• What you need to do: Work through the data and report how many lines include the string "theta", giving the number alone.

• Given records:
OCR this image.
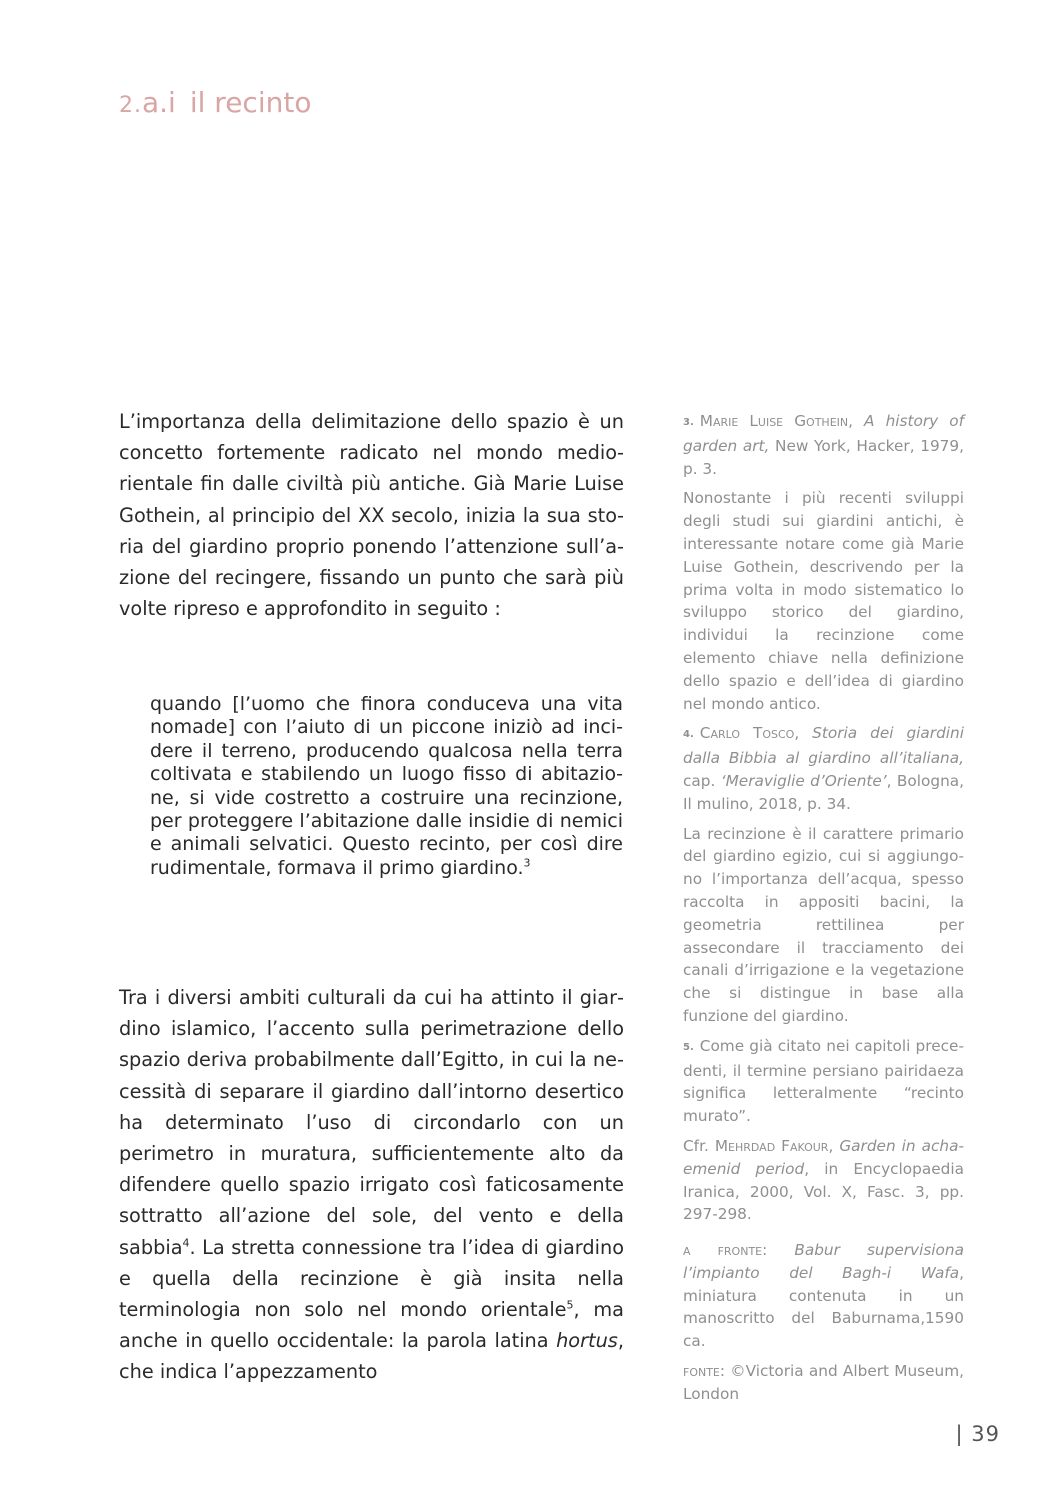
2.a.i il recinto

L’importanza della delimitazione dello spazio è un concetto fortemente radicato nel mondo mediorientale fin dalle civiltà più antiche. Già Marie Luise Gothein, al principio del XX secolo, inizia la sua storia del giardino proprio ponendo l’attenzione sull’azione del recingere, fissando un punto che sarà più volte ripreso e approfondito in seguito :

quando [l’uomo che finora conduceva una vita nomade] con l’aiuto di un piccone iniziò ad incidere il terreno, producendo qualcosa nella terra coltivata e stabilendo un luogo fisso di abitazione, si vide costretto a costruire una recinzione, per proteggere l’abitazione dalle insidie di nemici e animali selvatici. Questo recinto, per così dire rudimentale, formava il primo giardino.$^3$

Tra i diversi ambiti culturali da cui ha attinto il giardino islamico, l’accento sulla perimetrazione dello spazio deriva probabilmente dall’Egitto, in cui la necessità di separare il giardino dall’intorno desertico ha determinato l’uso di circondarlo con un perimetro in muratura, sufficientemente alto da difendere quello spazio irrigato così faticosamente sottratto all’azione del sole, del vento e della sabbia$^4$. La stretta connessione tra l’idea di giardino e quella della recinzione è già insita nella terminologia non solo nel mondo orientale$^5$, ma anche in quello occidentale: la parola latina hortus, che indica l’appezzamento

3. Marie Luise Gothein, A history of garden art, New York, Hacker, 1979, p. 3.

Nonostante i più recenti sviluppi degli studi sui giardini antichi, è interessante notare come già Marie Luise Gothein, descrivendo per la prima volta in modo sistematico lo sviluppo storico del giardino, individui la recinzione come elemento chiave nella definizione dello spazio e dell’idea di giardino nel mondo antico.

4. Carlo Tosco, Storia dei giardini dalla Bibbia al giardino all’italiana, cap. ‘Meraviglie d’Oriente’, Bologna, Il mulino, 2018, p. 34.

La recinzione è il carattere primario del giardino egizio, cui si aggiungono l’importanza dell’acqua, spesso raccolta in appositi bacini, la geometria rettilinea per assecondare il tracciamento dei canali d’irrigazione e la vegetazione che si distingue in base alla funzione del giardino.

5. Come già citato nei capitoli precedenti, il termine persiano pairidaeza significa letteralmente “recinto murato”.

Cfr. Mehrdad Fakour, Garden in achaemenid period, in Encyclopaedia Iranica, 2000, Vol. X, Fasc. 3, pp. 297-298.

a fronte: Babur supervisiona l’impianto del Bagh-i Wafa, miniatura contenuta in un manoscritto del Baburnama,1590 ca.

fonte: ©Victoria and Albert Museum, London

| 39
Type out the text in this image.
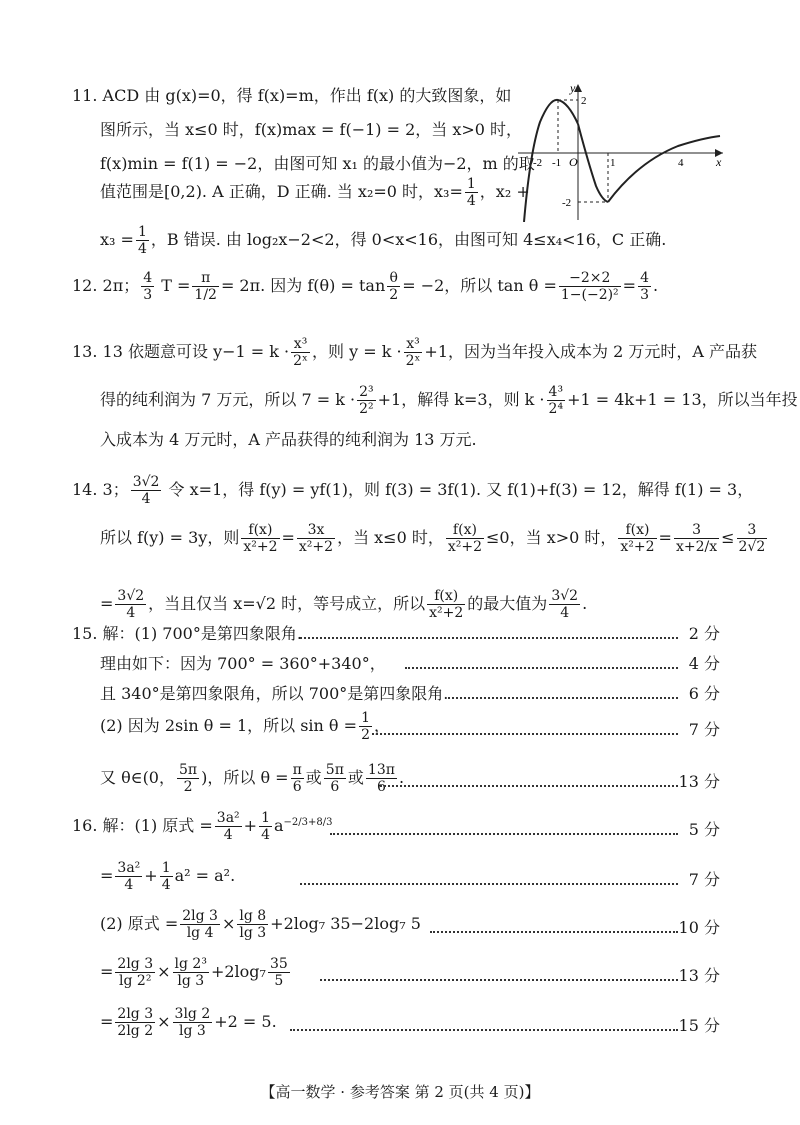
11. ACD 由 g(x)=0，得 f(x)=m，作出 f(x) 的大致图象，如
图所示，当 x≤0 时，f(x)max = f(−1) = 2，当 x>0 时，
f(x)min = f(1) = −2，由图可知 x₁ 的最小值为−2，m 的取
值范围是[0,2). A 正确，D 正确. 当 x₂=0 时，$x_3= \frac{1}{4}$ ，x₂ +
$x_3 = \frac{1}{4}$ ，B 错误. 由 log₂x−2<2，得 0<x<16，由图可知 4≤x₄<16，C 正确.
y
x
O
-2 -1	1	4
2
-2
12. 2π； $\frac{4}{3}$ $T = \frac{\pi}{1/2} = 2\pi$. 因为 $f(\theta) = \tan \frac{\theta}{2} = -2$，所以 $\tan \theta = \frac{-2\times 2}{\text{1−(−2)²}} = \frac{4}{3}$ .
13. 13 依题意可设 $y-1 = k \cdot \frac{\text{x³}}{\text{2ˣ}}$ ，则 $y = k \cdot \frac{\text{x³}}{\text{2ˣ}} +1$，因为当年投入成本为 2 万元时，A 产品获
得的纯利润为 7 万元，所以 $7 = k \cdot \frac{\text{2³}}{\text{2²}} +1$，解得 k=3，则 $k \cdot \frac{\text{4³}}{\text{2⁴}} +1 = 4k+1 = 13$，所以当年投
入成本为 4 万元时，A 产品获得的纯利润为 13 万元.
14. 3； $\frac{3√2}{4}$ 令 x=1，得 f(y) = yf(1)，则 f(3) = 3f(1). 又 f(1)+f(3) = 12，解得 f(1) = 3，
所以 f(y) = 3y，则 $\frac{f(x)}{\text{x²+2}} = \frac{3x}{\text{x²+2}}$ ，当 x≤0 时， $\frac{f(x)}{\text{x²+2}} \le 0$，当 x>0 时， $\frac{f(x)}{\text{x²+2}} = \frac{3}{x+2/x} \le \frac{3}{2√2}$
= $\frac{3√2}{4}$ ，当且仅当 x=√2 时，等号成立，所以 $\frac{f(x)}{\text{x²+2}}$ 的最大值为 $\frac{3√2}{4}$ .
15. 解：(1) 700°是第四象限角.	2 分
理由如下：因为 700° = 360°+340°，	4 分
且 340°是第四象限角，所以 700°是第四象限角.	6 分
(2) 因为 2sin θ = 1，所以 $\sin \theta = \frac{1}{2}$ ，	7 分
又 θ∈(0， $\frac{5\pi}{2}$ )，所以 $\theta = \frac{\pi}{6}$ 或 $\frac{5\pi}{6}$ 或 $\frac{13\pi}{6}$ .	13 分
16. 解：(1) 原式 = $\frac{\text{3a²}}{4} + \frac{1}{4} a^{-2/3+8/3}$	5 分
= $\frac{\text{3a²}}{4} + \frac{1}{4} a^2 = a^2$.	7 分
(2) 原式 = $\frac{2\lg 3}{\lg 4} \times \frac{\lg 8}{\lg 3} +2\log_7$ 35−2log₇ 5	10 分
= $\frac{2\lg 3}{\text{lg 2²}} \times \frac{\text{lg 2³}}{\lg 3} +2\log_7 \frac{35}{5}$	13 分
= $\frac{2\lg 3}{2\lg 2} \times \frac{3\lg 2}{\lg 3} +2 = 5$.	15 分
【高一数学 · 参考答案 第 2 页(共 4 页)】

• Result of this exercise: 3